### TAREA PLANTEADA 1
Indica si cada afirmación concuerda con el texto sobre el acantilado y respalda tu sí o no con las palabras decisivas del texto citadas literalmente: (a) Au bord de la falaise se publicó en 1998. (b) La noción de texto "hojaldrado" la desarrolló Michel Foucault. (c) Según Michel de Certeau, Foucault trabaja al pie del acantilado.

### TEXTO PROPORCIONADO
________

La primera frase de Au bord de la falaise. L’histoire entre certitudes et inquiétude, publicado en 1998, es un buen ejemplo de apertura mediante un texto “hojaldrado”, noción desarrollada por Roger Chartier en una de las páginas de su libro más reciente, Éditer et traduire. Mobilité et matérialité des textes.1 En ambos casos, Chartier hace suya la reflexión de Michel de Certeau sobre el lugar del “otro” (cita o referencia) en el discurso historiográfico. El primer caso, “al borde del acantilado” es una imagen que “parece situar con agudeza todos los intentos intelectuales que colocan en el centro de sus investigaciones o reflexiones las relaciones entre producciones discursivas y prácticas sociales”. Michel de Certeau, por su lado, evocó con esta imagen la empresa de Michel Foucault -la segunda capa del hojaldrado- que intentaba analizar prácticas allí donde el discurso se detiene: “La operación teórica, de repente, se encuentra en el tramo final de un terreno que funciona normalmente, tal como ocurre cuando un coche consigue llegar al borde de un acantilado. Más allá, no tiene más que el mar. Foucault trabaja al borde del acantilado, cuando busca inventar un discurso sobre prácticas no discursivas”.2 Acercarse a las prácticas en torno a la literatura o referidas a la literatura exige la inversión de esa imagen. Ya no estamos al borde de un vacío frente al océano de las prácticas sin palabras, sino en una orilla incesantemente bañada por las mareas del discurso: al pie del acantilado. Lo que entonces se impone a la mirada cuando fijamos la vista hacia el otro lado son las huellas de antiguas inmersiones, de acontecimientos más recientes, de presencias actuales (vegetales, animales o minerales), de efectos de la erosión marina, en el propio acantilado.

________

Entradas de elementos y coordenadas
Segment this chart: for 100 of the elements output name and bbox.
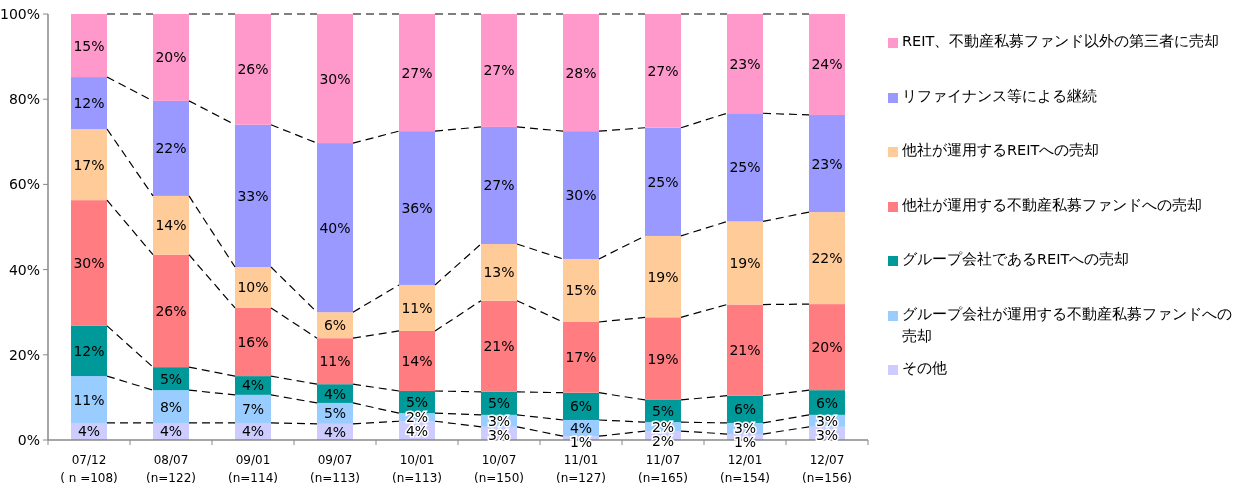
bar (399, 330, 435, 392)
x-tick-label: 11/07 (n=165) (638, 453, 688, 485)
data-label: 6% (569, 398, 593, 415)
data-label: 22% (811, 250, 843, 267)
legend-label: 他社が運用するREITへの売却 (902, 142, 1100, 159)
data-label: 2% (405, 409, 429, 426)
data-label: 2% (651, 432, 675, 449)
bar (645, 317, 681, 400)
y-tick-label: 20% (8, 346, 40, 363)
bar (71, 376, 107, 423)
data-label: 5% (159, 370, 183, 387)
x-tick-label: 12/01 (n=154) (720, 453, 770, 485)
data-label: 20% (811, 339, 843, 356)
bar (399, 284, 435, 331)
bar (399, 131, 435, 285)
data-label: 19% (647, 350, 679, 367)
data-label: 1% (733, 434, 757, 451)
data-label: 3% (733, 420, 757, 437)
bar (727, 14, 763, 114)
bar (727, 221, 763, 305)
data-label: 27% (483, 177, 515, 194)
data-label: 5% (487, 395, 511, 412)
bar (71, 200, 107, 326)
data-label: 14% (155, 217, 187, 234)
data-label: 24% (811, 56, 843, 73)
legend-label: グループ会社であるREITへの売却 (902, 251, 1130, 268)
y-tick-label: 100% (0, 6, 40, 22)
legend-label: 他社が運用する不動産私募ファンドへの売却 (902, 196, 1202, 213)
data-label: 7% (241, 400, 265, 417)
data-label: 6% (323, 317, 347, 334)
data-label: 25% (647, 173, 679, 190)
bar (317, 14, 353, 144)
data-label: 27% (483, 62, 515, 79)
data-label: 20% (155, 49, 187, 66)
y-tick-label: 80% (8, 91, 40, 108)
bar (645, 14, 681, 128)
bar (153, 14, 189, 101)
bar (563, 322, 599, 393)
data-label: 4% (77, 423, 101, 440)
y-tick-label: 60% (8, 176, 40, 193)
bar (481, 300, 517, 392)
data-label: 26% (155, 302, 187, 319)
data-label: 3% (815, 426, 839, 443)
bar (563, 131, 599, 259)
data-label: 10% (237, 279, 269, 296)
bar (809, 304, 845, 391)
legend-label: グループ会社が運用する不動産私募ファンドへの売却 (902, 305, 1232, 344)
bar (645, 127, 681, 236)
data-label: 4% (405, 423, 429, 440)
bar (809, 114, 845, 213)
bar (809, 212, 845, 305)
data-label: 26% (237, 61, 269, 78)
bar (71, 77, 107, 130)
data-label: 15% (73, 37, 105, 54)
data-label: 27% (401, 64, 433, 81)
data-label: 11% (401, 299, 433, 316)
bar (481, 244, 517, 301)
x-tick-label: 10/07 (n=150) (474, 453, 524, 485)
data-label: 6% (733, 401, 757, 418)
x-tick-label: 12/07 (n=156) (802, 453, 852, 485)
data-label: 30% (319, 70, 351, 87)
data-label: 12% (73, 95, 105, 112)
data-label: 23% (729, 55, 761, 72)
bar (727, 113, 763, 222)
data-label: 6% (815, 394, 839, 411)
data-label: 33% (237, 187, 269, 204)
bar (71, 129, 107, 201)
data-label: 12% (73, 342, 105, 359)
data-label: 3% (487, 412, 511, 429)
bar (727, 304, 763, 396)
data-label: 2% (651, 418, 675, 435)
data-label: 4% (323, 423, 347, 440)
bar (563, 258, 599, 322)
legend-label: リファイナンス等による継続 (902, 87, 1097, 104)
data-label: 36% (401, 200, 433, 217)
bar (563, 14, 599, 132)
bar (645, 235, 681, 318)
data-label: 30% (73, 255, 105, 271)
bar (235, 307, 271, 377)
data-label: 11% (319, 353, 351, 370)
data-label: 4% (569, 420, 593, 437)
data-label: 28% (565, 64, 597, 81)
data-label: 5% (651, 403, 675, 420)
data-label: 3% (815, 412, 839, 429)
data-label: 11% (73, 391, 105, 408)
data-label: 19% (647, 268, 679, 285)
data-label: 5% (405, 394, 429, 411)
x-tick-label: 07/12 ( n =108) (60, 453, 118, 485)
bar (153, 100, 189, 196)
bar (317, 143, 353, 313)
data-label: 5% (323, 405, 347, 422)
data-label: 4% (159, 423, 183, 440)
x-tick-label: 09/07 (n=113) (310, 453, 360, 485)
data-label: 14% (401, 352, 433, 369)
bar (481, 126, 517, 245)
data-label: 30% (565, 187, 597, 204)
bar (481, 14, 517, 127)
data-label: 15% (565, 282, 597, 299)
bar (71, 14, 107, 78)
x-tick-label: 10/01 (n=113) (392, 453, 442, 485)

________

### TAREA PLANTEADA 2
Pasa a una lista numerada todas las entradas desde la línea que contiene "bar (399, 330, 435, 392)" hasta la línea que contiene "bar (727, 221, 763, 305)", ambas incluidas, y omite las líneas en blanco.

### RESPUESTA 1
(a) Sí: "publicado en 1998".
(b) No: "noción desarrollada por Roger Chartier".
(c) No: "Foucault trabaja al borde del acantilado".

### RESPUESTA 2
1. bar (399, 330, 435, 392)
2. x-tick-label: 11/07 (n=165) (638, 453, 688, 485)
3. data-label: 6% (569, 398, 593, 415)
4. data-label: 22% (811, 250, 843, 267)
5. legend-label: 他社が運用するREITへの売却 (902, 142, 1100, 159)
6. data-label: 2% (405, 409, 429, 426)
7. data-label: 2% (651, 432, 675, 449)
8. bar (645, 317, 681, 400)
9. y-tick-label: 20% (8, 346, 40, 363)
10. bar (71, 376, 107, 423)
11. data-label: 5% (159, 370, 183, 387)
12. x-tick-label: 12/01 (n=154) (720, 453, 770, 485)
13. data-label: 20% (811, 339, 843, 356)
14. bar (399, 284, 435, 331)
15. bar (399, 131, 435, 285)
16. data-label: 19% (647, 350, 679, 367)
17. data-label: 1% (733, 434, 757, 451)
18. data-label: 3% (733, 420, 757, 437)
19. bar (727, 14, 763, 114)
20. bar (727, 221, 763, 305)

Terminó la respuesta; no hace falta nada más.